___ RECORDS TO PROCESS ___
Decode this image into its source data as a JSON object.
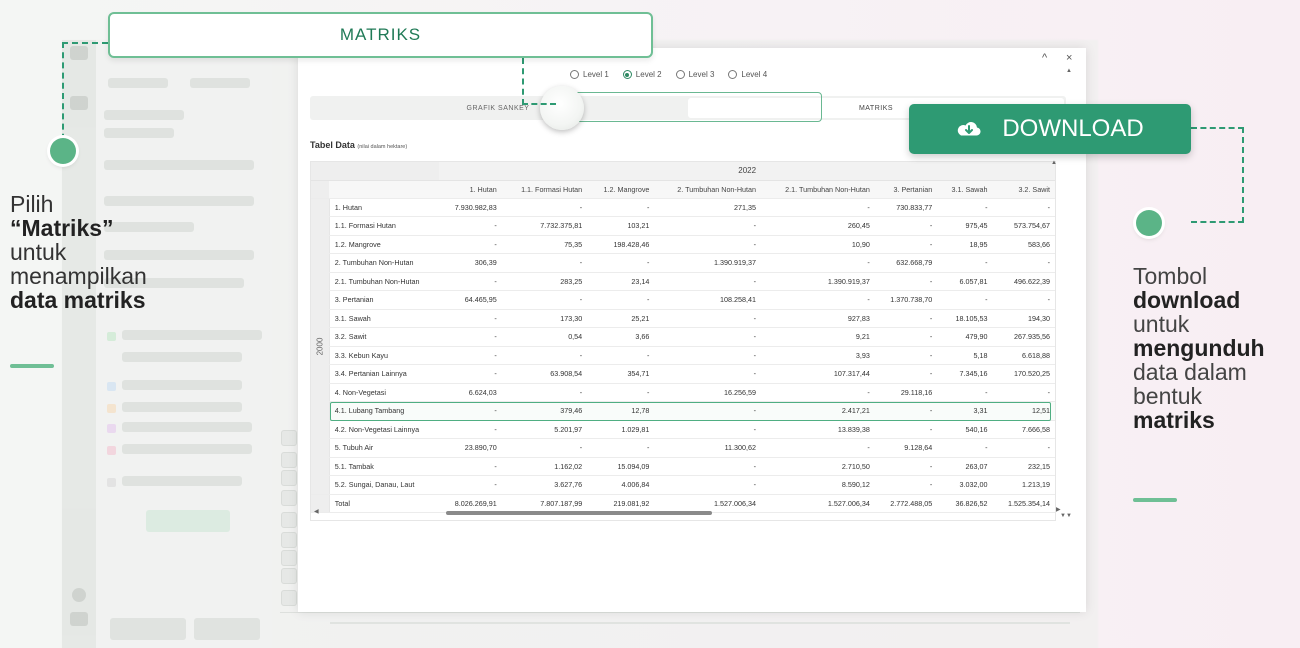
{
  "annotation": {
    "matriks_label": "MATRIKS",
    "download_label": "DOWNLOAD",
    "left_caption": {
      "p1": "Pilih",
      "p2_quote_open": "“",
      "p2_bold": "Matriks",
      "p2_quote_close": "”",
      "p3": "untuk",
      "p4": "menampilkan",
      "p5_bold": "data matriks"
    },
    "right_caption": {
      "p1": "Tombol",
      "p2_bold": "download",
      "p3": "untuk",
      "p4_bold": "mengunduh",
      "p5": "data dalam",
      "p6": "bentuk",
      "p7_bold": "matriks"
    },
    "accent_color": "#2e9a73"
  },
  "modal": {
    "controls": {
      "minimize": "^",
      "close": "×"
    },
    "levels": [
      {
        "label": "Level 1",
        "selected": false
      },
      {
        "label": "Level 2",
        "selected": true
      },
      {
        "label": "Level 3",
        "selected": false
      },
      {
        "label": "Level 4",
        "selected": false
      }
    ],
    "tabs": [
      {
        "label": "GRAFIK SANKEY",
        "active": false
      },
      {
        "label": "MATRIKS",
        "active": true
      }
    ],
    "table_title": "Tabel Data",
    "table_subtitle": "(nilai dalam hektare)",
    "year_col": "2022",
    "year_row": "2000",
    "columns": [
      "1. Hutan",
      "1.1. Formasi Hutan",
      "1.2. Mangrove",
      "2. Tumbuhan Non-Hutan",
      "2.1. Tumbuhan Non-Hutan",
      "3. Pertanian",
      "3.1. Sawah",
      "3.2. Sawit"
    ],
    "rows": [
      {
        "label": "1. Hutan",
        "values": [
          "7.930.982,83",
          "-",
          "-",
          "271,35",
          "-",
          "730.833,77",
          "-",
          "-"
        ]
      },
      {
        "label": "1.1. Formasi Hutan",
        "values": [
          "-",
          "7.732.375,81",
          "103,21",
          "-",
          "260,45",
          "-",
          "975,45",
          "573.754,67"
        ]
      },
      {
        "label": "1.2. Mangrove",
        "values": [
          "-",
          "75,35",
          "198.428,46",
          "-",
          "10,90",
          "-",
          "18,95",
          "583,66"
        ]
      },
      {
        "label": "2. Tumbuhan Non-Hutan",
        "values": [
          "306,39",
          "-",
          "-",
          "1.390.919,37",
          "-",
          "632.668,79",
          "-",
          "-"
        ]
      },
      {
        "label": "2.1. Tumbuhan Non-Hutan",
        "values": [
          "-",
          "283,25",
          "23,14",
          "-",
          "1.390.919,37",
          "-",
          "6.057,81",
          "496.622,39"
        ]
      },
      {
        "label": "3. Pertanian",
        "values": [
          "64.465,95",
          "-",
          "-",
          "108.258,41",
          "-",
          "1.370.738,70",
          "-",
          "-"
        ]
      },
      {
        "label": "3.1. Sawah",
        "values": [
          "-",
          "173,30",
          "25,21",
          "-",
          "927,83",
          "-",
          "18.105,53",
          "194,30"
        ]
      },
      {
        "label": "3.2. Sawit",
        "values": [
          "-",
          "0,54",
          "3,66",
          "-",
          "9,21",
          "-",
          "479,90",
          "267.935,56"
        ]
      },
      {
        "label": "3.3. Kebun Kayu",
        "values": [
          "-",
          "-",
          "-",
          "-",
          "3,93",
          "-",
          "5,18",
          "6.618,88"
        ]
      },
      {
        "label": "3.4. Pertanian Lainnya",
        "values": [
          "-",
          "63.908,54",
          "354,71",
          "-",
          "107.317,44",
          "-",
          "7.345,16",
          "170.520,25"
        ]
      },
      {
        "label": "4. Non-Vegetasi",
        "values": [
          "6.624,03",
          "-",
          "-",
          "16.256,59",
          "-",
          "29.118,16",
          "-",
          "-"
        ]
      },
      {
        "label": "4.1. Lubang Tambang",
        "values": [
          "-",
          "379,46",
          "12,78",
          "-",
          "2.417,21",
          "-",
          "3,31",
          "12,51"
        ]
      },
      {
        "label": "4.2. Non-Vegetasi Lainnya",
        "values": [
          "-",
          "5.201,97",
          "1.029,81",
          "-",
          "13.839,38",
          "-",
          "540,16",
          "7.666,58"
        ]
      },
      {
        "label": "5. Tubuh Air",
        "values": [
          "23.890,70",
          "-",
          "-",
          "11.300,62",
          "-",
          "9.128,64",
          "-",
          "-"
        ]
      },
      {
        "label": "5.1. Tambak",
        "values": [
          "-",
          "1.162,02",
          "15.094,09",
          "-",
          "2.710,50",
          "-",
          "263,07",
          "232,15"
        ]
      },
      {
        "label": "5.2. Sungai, Danau, Laut",
        "values": [
          "-",
          "3.627,76",
          "4.006,84",
          "-",
          "8.590,12",
          "-",
          "3.032,00",
          "1.213,19"
        ]
      },
      {
        "label": "Total",
        "values": [
          "8.026.269,91",
          "7.807.187,99",
          "219.081,92",
          "1.527.006,34",
          "1.527.006,34",
          "2.772.488,05",
          "36.826,52",
          "1.525.354,14"
        ]
      }
    ],
    "highlighted_row": "4.1. Lubang Tambang"
  }
}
___
- **SET EXERCISE**: Exclude every picture and copy the remaining data exactly.

- **ANSWER**:
Decode this image into its source data as a JSON object.
{
  "annotation": {
    "matriks_label": "MATRIKS",
    "download_label": "DOWNLOAD",
    "left_caption": {
      "p1": "Pilih",
      "p2_quote_open": "“",
      "p2_bold": "Matriks",
      "p2_quote_close": "”",
      "p3": "untuk",
      "p4": "menampilkan",
      "p5_bold": "data matriks"
    },
    "right_caption": {
      "p1": "Tombol",
      "p2_bold": "download",
      "p3": "untuk",
      "p4_bold": "mengunduh",
      "p5": "data dalam",
      "p6": "bentuk",
      "p7_bold": "matriks"
    },
    "accent_color": "#2e9a73"
  },
  "modal": {
    "controls": {
      "minimize": "^",
      "close": "×"
    },
    "levels": [
      {
        "label": "Level 1",
        "selected": false
      },
      {
        "label": "Level 2",
        "selected": true
      },
      {
        "label": "Level 3",
        "selected": false
      },
      {
        "label": "Level 4",
        "selected": false
      }
    ],
    "tabs": [
      {
        "label": "GRAFIK SANKEY",
        "active": false
      },
      {
        "label": "MATRIKS",
        "active": true
      }
    ],
    "table_title": "Tabel Data",
    "table_subtitle": "(nilai dalam hektare)",
    "year_col": "2022",
    "year_row": "2000",
    "columns": [
      "1. Hutan",
      "1.1. Formasi Hutan",
      "1.2. Mangrove",
      "2. Tumbuhan Non-Hutan",
      "2.1. Tumbuhan Non-Hutan",
      "3. Pertanian",
      "3.1. Sawah",
      "3.2. Sawit"
    ],
    "rows": [
      {
        "label": "1. Hutan",
        "values": [
          "7.930.982,83",
          "-",
          "-",
          "271,35",
          "-",
          "730.833,77",
          "-",
          "-"
        ]
      },
      {
        "label": "1.1. Formasi Hutan",
        "values": [
          "-",
          "7.732.375,81",
          "103,21",
          "-",
          "260,45",
          "-",
          "975,45",
          "573.754,67"
        ]
      },
      {
        "label": "1.2. Mangrove",
        "values": [
          "-",
          "75,35",
          "198.428,46",
          "-",
          "10,90",
          "-",
          "18,95",
          "583,66"
        ]
      },
      {
        "label": "2. Tumbuhan Non-Hutan",
        "values": [
          "306,39",
          "-",
          "-",
          "1.390.919,37",
          "-",
          "632.668,79",
          "-",
          "-"
        ]
      },
      {
        "label": "2.1. Tumbuhan Non-Hutan",
        "values": [
          "-",
          "283,25",
          "23,14",
          "-",
          "1.390.919,37",
          "-",
          "6.057,81",
          "496.622,39"
        ]
      },
      {
        "label": "3. Pertanian",
        "values": [
          "64.465,95",
          "-",
          "-",
          "108.258,41",
          "-",
          "1.370.738,70",
          "-",
          "-"
        ]
      },
      {
        "label": "3.1. Sawah",
        "values": [
          "-",
          "173,30",
          "25,21",
          "-",
          "927,83",
          "-",
          "18.105,53",
          "194,30"
        ]
      },
      {
        "label": "3.2. Sawit",
        "values": [
          "-",
          "0,54",
          "3,66",
          "-",
          "9,21",
          "-",
          "479,90",
          "267.935,56"
        ]
      },
      {
        "label": "3.3. Kebun Kayu",
        "values": [
          "-",
          "-",
          "-",
          "-",
          "3,93",
          "-",
          "5,18",
          "6.618,88"
        ]
      },
      {
        "label": "3.4. Pertanian Lainnya",
        "values": [
          "-",
          "63.908,54",
          "354,71",
          "-",
          "107.317,44",
          "-",
          "7.345,16",
          "170.520,25"
        ]
      },
      {
        "label": "4. Non-Vegetasi",
        "values": [
          "6.624,03",
          "-",
          "-",
          "16.256,59",
          "-",
          "29.118,16",
          "-",
          "-"
        ]
      },
      {
        "label": "4.1. Lubang Tambang",
        "values": [
          "-",
          "379,46",
          "12,78",
          "-",
          "2.417,21",
          "-",
          "3,31",
          "12,51"
        ]
      },
      {
        "label": "4.2. Non-Vegetasi Lainnya",
        "values": [
          "-",
          "5.201,97",
          "1.029,81",
          "-",
          "13.839,38",
          "-",
          "540,16",
          "7.666,58"
        ]
      },
      {
        "label": "5. Tubuh Air",
        "values": [
          "23.890,70",
          "-",
          "-",
          "11.300,62",
          "-",
          "9.128,64",
          "-",
          "-"
        ]
      },
      {
        "label": "5.1. Tambak",
        "values": [
          "-",
          "1.162,02",
          "15.094,09",
          "-",
          "2.710,50",
          "-",
          "263,07",
          "232,15"
        ]
      },
      {
        "label": "5.2. Sungai, Danau, Laut",
        "values": [
          "-",
          "3.627,76",
          "4.006,84",
          "-",
          "8.590,12",
          "-",
          "3.032,00",
          "1.213,19"
        ]
      },
      {
        "label": "Total",
        "values": [
          "8.026.269,91",
          "7.807.187,99",
          "219.081,92",
          "1.527.006,34",
          "1.527.006,34",
          "2.772.488,05",
          "36.826,52",
          "1.525.354,14"
        ]
      }
    ],
    "highlighted_row": "4.1. Lubang Tambang"
  }
}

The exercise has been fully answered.